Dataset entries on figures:
# # # #

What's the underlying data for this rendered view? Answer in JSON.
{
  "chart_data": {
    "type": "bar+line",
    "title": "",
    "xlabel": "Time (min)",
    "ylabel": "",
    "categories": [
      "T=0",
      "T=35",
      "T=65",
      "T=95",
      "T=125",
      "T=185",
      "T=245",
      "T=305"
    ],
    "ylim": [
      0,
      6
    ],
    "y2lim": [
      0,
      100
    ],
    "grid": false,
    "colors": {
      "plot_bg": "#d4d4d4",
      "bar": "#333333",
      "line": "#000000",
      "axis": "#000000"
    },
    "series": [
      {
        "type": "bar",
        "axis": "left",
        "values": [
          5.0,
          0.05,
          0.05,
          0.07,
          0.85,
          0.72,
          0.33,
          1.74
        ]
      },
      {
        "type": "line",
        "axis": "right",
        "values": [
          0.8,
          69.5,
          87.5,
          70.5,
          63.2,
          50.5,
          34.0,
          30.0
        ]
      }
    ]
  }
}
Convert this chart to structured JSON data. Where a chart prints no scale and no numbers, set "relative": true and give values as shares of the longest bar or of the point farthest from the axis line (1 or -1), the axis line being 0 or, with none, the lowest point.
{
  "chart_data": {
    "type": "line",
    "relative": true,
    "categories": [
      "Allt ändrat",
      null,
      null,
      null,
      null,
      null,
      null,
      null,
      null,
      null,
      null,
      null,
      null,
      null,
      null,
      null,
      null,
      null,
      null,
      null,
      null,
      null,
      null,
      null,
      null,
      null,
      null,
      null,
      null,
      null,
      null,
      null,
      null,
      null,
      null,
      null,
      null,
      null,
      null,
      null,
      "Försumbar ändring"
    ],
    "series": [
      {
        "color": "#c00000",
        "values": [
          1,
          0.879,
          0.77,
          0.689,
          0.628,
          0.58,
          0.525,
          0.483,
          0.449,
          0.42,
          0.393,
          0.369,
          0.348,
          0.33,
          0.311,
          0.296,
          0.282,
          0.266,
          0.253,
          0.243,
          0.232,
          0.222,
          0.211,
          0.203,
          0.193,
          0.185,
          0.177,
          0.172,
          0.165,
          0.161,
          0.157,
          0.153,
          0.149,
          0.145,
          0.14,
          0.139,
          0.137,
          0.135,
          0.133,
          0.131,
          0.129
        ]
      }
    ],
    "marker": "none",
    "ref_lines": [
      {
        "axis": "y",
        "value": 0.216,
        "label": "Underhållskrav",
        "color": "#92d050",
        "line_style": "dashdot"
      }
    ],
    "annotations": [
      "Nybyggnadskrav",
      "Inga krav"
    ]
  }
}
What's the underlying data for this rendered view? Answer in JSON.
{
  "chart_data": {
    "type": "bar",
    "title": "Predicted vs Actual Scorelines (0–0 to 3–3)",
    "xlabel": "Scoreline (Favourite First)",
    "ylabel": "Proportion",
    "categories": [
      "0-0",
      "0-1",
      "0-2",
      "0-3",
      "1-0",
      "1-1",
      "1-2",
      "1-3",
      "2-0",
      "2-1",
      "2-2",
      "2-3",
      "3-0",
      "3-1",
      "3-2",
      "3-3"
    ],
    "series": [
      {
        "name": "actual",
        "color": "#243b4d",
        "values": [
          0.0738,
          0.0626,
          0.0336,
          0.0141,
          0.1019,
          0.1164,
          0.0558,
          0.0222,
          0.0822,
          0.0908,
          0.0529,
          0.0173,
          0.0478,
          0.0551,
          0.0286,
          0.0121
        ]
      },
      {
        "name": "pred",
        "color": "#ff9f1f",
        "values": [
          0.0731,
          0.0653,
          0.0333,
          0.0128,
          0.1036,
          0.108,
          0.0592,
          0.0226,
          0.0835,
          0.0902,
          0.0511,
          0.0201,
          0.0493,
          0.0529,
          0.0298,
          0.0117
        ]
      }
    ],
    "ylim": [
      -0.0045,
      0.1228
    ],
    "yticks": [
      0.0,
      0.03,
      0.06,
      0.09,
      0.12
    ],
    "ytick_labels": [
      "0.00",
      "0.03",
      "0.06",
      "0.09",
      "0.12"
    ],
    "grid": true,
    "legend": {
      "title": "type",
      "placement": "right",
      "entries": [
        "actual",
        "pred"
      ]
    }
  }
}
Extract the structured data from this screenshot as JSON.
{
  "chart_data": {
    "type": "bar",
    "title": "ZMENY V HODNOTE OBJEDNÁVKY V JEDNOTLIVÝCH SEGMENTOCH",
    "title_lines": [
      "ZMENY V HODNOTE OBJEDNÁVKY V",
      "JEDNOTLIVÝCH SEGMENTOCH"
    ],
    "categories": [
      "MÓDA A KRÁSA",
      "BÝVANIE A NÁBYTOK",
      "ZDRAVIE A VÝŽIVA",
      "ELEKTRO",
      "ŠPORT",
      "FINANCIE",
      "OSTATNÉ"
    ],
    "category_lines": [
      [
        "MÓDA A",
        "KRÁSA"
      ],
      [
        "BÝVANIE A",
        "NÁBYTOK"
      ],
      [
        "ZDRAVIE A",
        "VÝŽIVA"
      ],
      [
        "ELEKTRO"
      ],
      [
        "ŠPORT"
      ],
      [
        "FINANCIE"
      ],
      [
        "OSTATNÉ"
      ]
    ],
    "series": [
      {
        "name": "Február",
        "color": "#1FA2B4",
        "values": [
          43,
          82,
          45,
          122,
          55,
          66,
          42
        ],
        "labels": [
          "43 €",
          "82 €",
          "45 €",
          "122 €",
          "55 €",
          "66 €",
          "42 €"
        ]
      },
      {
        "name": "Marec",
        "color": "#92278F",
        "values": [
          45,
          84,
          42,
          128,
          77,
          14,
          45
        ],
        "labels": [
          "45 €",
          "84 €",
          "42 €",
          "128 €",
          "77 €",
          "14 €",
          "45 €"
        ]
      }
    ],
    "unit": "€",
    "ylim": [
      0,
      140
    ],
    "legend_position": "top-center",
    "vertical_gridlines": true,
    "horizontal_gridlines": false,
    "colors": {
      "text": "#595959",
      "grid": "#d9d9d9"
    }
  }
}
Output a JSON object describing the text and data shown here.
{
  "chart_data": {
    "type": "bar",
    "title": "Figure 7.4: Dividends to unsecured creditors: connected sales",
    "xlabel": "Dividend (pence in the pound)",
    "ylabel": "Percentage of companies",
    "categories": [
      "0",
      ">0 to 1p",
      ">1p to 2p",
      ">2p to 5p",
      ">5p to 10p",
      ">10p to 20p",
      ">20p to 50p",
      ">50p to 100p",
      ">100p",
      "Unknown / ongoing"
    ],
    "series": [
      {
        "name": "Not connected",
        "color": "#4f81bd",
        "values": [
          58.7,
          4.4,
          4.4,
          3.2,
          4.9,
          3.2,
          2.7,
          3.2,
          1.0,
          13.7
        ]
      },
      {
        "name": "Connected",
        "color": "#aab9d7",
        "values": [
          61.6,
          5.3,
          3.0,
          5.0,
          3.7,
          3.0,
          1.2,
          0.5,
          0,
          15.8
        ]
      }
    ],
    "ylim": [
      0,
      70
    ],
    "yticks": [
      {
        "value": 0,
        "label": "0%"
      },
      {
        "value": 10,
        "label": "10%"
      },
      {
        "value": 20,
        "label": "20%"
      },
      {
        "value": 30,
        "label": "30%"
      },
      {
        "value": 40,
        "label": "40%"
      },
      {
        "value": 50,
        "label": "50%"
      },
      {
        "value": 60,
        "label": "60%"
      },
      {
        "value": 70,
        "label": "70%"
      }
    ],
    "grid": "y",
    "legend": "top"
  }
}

# # # #

> DIRECTIVE
Reproduce the full set of records precisely.

> COMPLETE RESPONSE
What's the underlying data for this rendered view? Answer in JSON.
{
  "chart_data": {
    "type": "bar+line",
    "title": "",
    "xlabel": "Time (min)",
    "ylabel": "",
    "categories": [
      "T=0",
      "T=35",
      "T=65",
      "T=95",
      "T=125",
      "T=185",
      "T=245",
      "T=305"
    ],
    "ylim": [
      0,
      6
    ],
    "y2lim": [
      0,
      100
    ],
    "grid": false,
    "colors": {
      "plot_bg": "#d4d4d4",
      "bar": "#333333",
      "line": "#000000",
      "axis": "#000000"
    },
    "series": [
      {
        "type": "bar",
        "axis": "left",
        "values": [
          5.0,
          0.05,
          0.05,
          0.07,
          0.85,
          0.72,
          0.33,
          1.74
        ]
      },
      {
        "type": "line",
        "axis": "right",
        "values": [
          0.8,
          69.5,
          87.5,
          70.5,
          63.2,
          50.5,
          34.0,
          30.0
        ]
      }
    ]
  }
}
Convert this chart to structured JSON data. Where a chart prints no scale and no numbers, set "relative": true and give values as shares of the longest bar or of the point farthest from the axis line (1 or -1), the axis line being 0 or, with none, the lowest point.
{
  "chart_data": {
    "type": "line",
    "relative": true,
    "categories": [
      "Allt ändrat",
      null,
      null,
      null,
      null,
      null,
      null,
      null,
      null,
      null,
      null,
      null,
      null,
      null,
      null,
      null,
      null,
      null,
      null,
      null,
      null,
      null,
      null,
      null,
      null,
      null,
      null,
      null,
      null,
      null,
      null,
      null,
      null,
      null,
      null,
      null,
      null,
      null,
      null,
      null,
      "Försumbar ändring"
    ],
    "series": [
      {
        "color": "#c00000",
        "values": [
          1,
          0.879,
          0.77,
          0.689,
          0.628,
          0.58,
          0.525,
          0.483,
          0.449,
          0.42,
          0.393,
          0.369,
          0.348,
          0.33,
          0.311,
          0.296,
          0.282,
          0.266,
          0.253,
          0.243,
          0.232,
          0.222,
          0.211,
          0.203,
          0.193,
          0.185,
          0.177,
          0.172,
          0.165,
          0.161,
          0.157,
          0.153,
          0.149,
          0.145,
          0.14,
          0.139,
          0.137,
          0.135,
          0.133,
          0.131,
          0.129
        ]
      }
    ],
    "marker": "none",
    "ref_lines": [
      {
        "axis": "y",
        "value": 0.216,
        "label": "Underhållskrav",
        "color": "#92d050",
        "line_style": "dashdot"
      }
    ],
    "annotations": [
      "Nybyggnadskrav",
      "Inga krav"
    ]
  }
}
What's the underlying data for this rendered view? Answer in JSON.
{
  "chart_data": {
    "type": "bar",
    "title": "Predicted vs Actual Scorelines (0–0 to 3–3)",
    "xlabel": "Scoreline (Favourite First)",
    "ylabel": "Proportion",
    "categories": [
      "0-0",
      "0-1",
      "0-2",
      "0-3",
      "1-0",
      "1-1",
      "1-2",
      "1-3",
      "2-0",
      "2-1",
      "2-2",
      "2-3",
      "3-0",
      "3-1",
      "3-2",
      "3-3"
    ],
    "series": [
      {
        "name": "actual",
        "color": "#243b4d",
        "values": [
          0.0738,
          0.0626,
          0.0336,
          0.0141,
          0.1019,
          0.1164,
          0.0558,
          0.0222,
          0.0822,
          0.0908,
          0.0529,
          0.0173,
          0.0478,
          0.0551,
          0.0286,
          0.0121
        ]
      },
      {
        "name": "pred",
        "color": "#ff9f1f",
        "values": [
          0.0731,
          0.0653,
          0.0333,
          0.0128,
          0.1036,
          0.108,
          0.0592,
          0.0226,
          0.0835,
          0.0902,
          0.0511,
          0.0201,
          0.0493,
          0.0529,
          0.0298,
          0.0117
        ]
      }
    ],
    "ylim": [
      -0.0045,
      0.1228
    ],
    "yticks": [
      0.0,
      0.03,
      0.06,
      0.09,
      0.12
    ],
    "ytick_labels": [
      "0.00",
      "0.03",
      "0.06",
      "0.09",
      "0.12"
    ],
    "grid": true,
    "legend": {
      "title": "type",
      "placement": "right",
      "entries": [
        "actual",
        "pred"
      ]
    }
  }
}
Extract the structured data from this screenshot as JSON.
{
  "chart_data": {
    "type": "bar",
    "title": "ZMENY V HODNOTE OBJEDNÁVKY V JEDNOTLIVÝCH SEGMENTOCH",
    "title_lines": [
      "ZMENY V HODNOTE OBJEDNÁVKY V",
      "JEDNOTLIVÝCH SEGMENTOCH"
    ],
    "categories": [
      "MÓDA A KRÁSA",
      "BÝVANIE A NÁBYTOK",
      "ZDRAVIE A VÝŽIVA",
      "ELEKTRO",
      "ŠPORT",
      "FINANCIE",
      "OSTATNÉ"
    ],
    "category_lines": [
      [
        "MÓDA A",
        "KRÁSA"
      ],
      [
        "BÝVANIE A",
        "NÁBYTOK"
      ],
      [
        "ZDRAVIE A",
        "VÝŽIVA"
      ],
      [
        "ELEKTRO"
      ],
      [
        "ŠPORT"
      ],
      [
        "FINANCIE"
      ],
      [
        "OSTATNÉ"
      ]
    ],
    "series": [
      {
        "name": "Február",
        "color": "#1FA2B4",
        "values": [
          43,
          82,
          45,
          122,
          55,
          66,
          42
        ],
        "labels": [
          "43 €",
          "82 €",
          "45 €",
          "122 €",
          "55 €",
          "66 €",
          "42 €"
        ]
      },
      {
        "name": "Marec",
        "color": "#92278F",
        "values": [
          45,
          84,
          42,
          128,
          77,
          14,
          45
        ],
        "labels": [
          "45 €",
          "84 €",
          "42 €",
          "128 €",
          "77 €",
          "14 €",
          "45 €"
        ]
      }
    ],
    "unit": "€",
    "ylim": [
      0,
      140
    ],
    "legend_position": "top-center",
    "vertical_gridlines": true,
    "horizontal_gridlines": false,
    "colors": {
      "text": "#595959",
      "grid": "#d9d9d9"
    }
  }
}
Output a JSON object describing the text and data shown here.
{
  "chart_data": {
    "type": "bar",
    "title": "Figure 7.4: Dividends to unsecured creditors: connected sales",
    "xlabel": "Dividend (pence in the pound)",
    "ylabel": "Percentage of companies",
    "categories": [
      "0",
      ">0 to 1p",
      ">1p to 2p",
      ">2p to 5p",
      ">5p to 10p",
      ">10p to 20p",
      ">20p to 50p",
      ">50p to 100p",
      ">100p",
      "Unknown / ongoing"
    ],
    "series": [
      {
        "name": "Not connected",
        "color": "#4f81bd",
        "values": [
          58.7,
          4.4,
          4.4,
          3.2,
          4.9,
          3.2,
          2.7,
          3.2,
          1.0,
          13.7
        ]
      },
      {
        "name": "Connected",
        "color": "#aab9d7",
        "values": [
          61.6,
          5.3,
          3.0,
          5.0,
          3.7,
          3.0,
          1.2,
          0.5,
          0,
          15.8
        ]
      }
    ],
    "ylim": [
      0,
      70
    ],
    "yticks": [
      {
        "value": 0,
        "label": "0%"
      },
      {
        "value": 10,
        "label": "10%"
      },
      {
        "value": 20,
        "label": "20%"
      },
      {
        "value": 30,
        "label": "30%"
      },
      {
        "value": 40,
        "label": "40%"
      },
      {
        "value": 50,
        "label": "50%"
      },
      {
        "value": 60,
        "label": "60%"
      },
      {
        "value": 70,
        "label": "70%"
      }
    ],
    "grid": "y",
    "legend": "top"
  }
}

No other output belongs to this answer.